Task prompt →
Look for "this" in each line of the entries, and return the matching lines.

================================

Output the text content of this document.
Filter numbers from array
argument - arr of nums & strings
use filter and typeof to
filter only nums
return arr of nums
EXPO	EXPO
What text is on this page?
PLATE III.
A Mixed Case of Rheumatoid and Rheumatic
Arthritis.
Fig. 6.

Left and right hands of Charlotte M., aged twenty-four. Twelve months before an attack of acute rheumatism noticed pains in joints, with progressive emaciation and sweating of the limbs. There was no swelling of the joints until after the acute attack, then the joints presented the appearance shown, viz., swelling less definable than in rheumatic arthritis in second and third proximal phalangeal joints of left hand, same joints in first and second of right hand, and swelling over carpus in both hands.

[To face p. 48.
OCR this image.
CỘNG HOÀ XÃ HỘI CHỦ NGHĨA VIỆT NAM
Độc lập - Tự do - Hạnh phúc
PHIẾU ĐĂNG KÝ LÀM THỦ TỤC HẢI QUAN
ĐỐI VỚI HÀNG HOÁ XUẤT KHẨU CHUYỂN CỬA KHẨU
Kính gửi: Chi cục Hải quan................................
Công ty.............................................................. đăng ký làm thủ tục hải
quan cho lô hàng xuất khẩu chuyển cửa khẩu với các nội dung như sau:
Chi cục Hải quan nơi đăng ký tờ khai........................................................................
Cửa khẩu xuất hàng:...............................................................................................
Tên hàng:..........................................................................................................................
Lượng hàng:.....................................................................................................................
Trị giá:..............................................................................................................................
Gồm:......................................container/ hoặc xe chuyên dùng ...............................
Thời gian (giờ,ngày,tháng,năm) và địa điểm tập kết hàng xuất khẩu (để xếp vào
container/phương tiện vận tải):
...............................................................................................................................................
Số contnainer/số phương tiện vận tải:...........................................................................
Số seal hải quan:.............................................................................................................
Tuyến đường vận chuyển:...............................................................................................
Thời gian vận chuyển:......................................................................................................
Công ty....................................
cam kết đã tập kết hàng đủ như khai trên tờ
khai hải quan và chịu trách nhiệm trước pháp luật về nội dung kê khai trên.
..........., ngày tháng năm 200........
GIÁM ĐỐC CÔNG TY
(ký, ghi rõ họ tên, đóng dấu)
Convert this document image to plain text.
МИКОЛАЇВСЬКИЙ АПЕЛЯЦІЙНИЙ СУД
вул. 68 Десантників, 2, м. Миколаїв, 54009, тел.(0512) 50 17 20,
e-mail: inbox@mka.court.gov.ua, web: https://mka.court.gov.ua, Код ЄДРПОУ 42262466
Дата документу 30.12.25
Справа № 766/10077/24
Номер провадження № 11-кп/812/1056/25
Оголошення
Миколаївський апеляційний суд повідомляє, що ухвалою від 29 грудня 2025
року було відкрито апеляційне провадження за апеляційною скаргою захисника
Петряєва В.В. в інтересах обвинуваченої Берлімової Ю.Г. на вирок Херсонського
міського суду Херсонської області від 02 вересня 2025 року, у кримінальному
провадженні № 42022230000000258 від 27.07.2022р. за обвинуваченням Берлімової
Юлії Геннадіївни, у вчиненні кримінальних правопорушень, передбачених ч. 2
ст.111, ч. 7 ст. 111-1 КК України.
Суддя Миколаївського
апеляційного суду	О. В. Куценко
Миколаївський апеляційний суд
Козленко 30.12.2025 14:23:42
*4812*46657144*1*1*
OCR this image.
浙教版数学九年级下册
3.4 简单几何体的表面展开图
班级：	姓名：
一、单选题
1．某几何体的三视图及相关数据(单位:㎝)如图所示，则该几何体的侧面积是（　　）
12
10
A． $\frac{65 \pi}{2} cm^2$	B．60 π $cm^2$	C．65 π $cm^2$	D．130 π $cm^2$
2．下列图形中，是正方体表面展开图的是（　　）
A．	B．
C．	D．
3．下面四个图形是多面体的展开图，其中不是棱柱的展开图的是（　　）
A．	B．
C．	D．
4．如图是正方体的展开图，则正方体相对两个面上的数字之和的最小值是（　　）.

================================

Task answer →
Output the text content of this document.
What text is on this page?
OCR this image.
Convert this document image to plain text.
OCR this image.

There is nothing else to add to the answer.